Aim of the task >>
State how many lines of the records contain the string "assez", and give no other information.

[Stored records]
|---|

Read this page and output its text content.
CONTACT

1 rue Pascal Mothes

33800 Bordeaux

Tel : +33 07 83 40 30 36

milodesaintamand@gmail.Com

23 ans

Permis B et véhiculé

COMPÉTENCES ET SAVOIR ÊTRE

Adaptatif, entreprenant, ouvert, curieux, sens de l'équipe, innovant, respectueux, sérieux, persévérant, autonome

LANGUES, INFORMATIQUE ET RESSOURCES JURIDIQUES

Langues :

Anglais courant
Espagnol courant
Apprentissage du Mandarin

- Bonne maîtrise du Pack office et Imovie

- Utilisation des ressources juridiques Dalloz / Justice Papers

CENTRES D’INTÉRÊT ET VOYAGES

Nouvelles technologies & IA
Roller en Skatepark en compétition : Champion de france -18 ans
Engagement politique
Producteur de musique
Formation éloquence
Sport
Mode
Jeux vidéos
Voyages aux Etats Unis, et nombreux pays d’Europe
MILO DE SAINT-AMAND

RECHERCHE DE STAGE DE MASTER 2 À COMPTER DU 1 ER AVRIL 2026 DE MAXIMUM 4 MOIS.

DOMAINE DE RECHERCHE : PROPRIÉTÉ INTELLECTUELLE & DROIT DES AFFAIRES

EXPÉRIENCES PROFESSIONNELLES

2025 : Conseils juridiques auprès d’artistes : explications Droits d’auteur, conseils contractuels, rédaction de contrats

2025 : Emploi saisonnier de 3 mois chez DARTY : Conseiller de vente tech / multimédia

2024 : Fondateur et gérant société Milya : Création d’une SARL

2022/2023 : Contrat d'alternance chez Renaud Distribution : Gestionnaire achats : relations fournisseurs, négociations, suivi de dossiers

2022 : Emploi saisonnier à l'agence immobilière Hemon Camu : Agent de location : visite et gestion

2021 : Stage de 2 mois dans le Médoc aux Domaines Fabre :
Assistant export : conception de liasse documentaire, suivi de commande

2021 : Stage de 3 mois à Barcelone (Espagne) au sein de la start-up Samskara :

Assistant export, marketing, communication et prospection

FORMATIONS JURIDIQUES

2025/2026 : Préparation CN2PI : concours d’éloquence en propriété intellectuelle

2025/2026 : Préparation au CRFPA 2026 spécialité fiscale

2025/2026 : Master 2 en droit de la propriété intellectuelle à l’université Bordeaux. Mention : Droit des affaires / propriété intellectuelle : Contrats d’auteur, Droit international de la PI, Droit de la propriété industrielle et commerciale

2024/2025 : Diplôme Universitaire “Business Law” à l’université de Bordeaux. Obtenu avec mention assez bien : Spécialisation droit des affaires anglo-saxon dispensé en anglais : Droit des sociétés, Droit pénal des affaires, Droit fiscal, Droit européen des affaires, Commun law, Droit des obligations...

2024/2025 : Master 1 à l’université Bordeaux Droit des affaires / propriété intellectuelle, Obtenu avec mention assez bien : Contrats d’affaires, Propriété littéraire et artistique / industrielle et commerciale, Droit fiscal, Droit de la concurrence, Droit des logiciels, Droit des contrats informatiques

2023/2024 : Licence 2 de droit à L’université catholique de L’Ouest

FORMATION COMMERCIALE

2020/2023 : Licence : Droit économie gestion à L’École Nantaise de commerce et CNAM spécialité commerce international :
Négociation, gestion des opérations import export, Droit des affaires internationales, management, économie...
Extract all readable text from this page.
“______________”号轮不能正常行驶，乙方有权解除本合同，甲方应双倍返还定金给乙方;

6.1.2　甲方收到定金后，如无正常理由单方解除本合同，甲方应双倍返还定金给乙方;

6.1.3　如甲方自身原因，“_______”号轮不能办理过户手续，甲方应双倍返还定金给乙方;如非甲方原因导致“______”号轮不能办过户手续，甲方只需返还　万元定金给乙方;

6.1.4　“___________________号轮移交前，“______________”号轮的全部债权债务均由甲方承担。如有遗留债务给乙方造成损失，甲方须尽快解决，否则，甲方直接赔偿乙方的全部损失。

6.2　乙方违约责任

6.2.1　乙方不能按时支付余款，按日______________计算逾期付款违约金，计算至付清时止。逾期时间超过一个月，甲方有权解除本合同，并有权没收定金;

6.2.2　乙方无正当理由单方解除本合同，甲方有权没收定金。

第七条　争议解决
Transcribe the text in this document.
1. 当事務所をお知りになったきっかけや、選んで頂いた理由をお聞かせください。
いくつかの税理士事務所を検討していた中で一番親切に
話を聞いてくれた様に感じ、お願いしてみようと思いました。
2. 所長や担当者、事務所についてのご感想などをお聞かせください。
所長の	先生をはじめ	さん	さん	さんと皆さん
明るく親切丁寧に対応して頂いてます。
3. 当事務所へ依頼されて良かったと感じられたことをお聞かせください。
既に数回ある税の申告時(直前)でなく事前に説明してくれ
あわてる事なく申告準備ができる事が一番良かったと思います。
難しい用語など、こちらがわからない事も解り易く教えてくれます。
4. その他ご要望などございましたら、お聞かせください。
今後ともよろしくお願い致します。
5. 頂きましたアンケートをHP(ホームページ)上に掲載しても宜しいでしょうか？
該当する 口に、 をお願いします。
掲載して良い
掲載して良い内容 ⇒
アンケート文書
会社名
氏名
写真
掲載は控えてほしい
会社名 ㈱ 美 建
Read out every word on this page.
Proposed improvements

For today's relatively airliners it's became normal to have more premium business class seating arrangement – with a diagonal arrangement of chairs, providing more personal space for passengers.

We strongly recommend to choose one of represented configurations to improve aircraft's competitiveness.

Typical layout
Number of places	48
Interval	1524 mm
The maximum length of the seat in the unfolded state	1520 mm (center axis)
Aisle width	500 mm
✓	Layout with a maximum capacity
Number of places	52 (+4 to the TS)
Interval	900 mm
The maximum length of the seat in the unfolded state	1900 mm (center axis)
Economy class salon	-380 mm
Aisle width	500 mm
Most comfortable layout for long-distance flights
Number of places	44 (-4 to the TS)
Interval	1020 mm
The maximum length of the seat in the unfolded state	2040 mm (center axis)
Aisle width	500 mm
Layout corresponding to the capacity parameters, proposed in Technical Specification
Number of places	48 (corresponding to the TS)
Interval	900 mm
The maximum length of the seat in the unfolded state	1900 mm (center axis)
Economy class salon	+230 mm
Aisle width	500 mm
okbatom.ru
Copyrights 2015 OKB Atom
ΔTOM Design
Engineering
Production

|---|

Response >>
2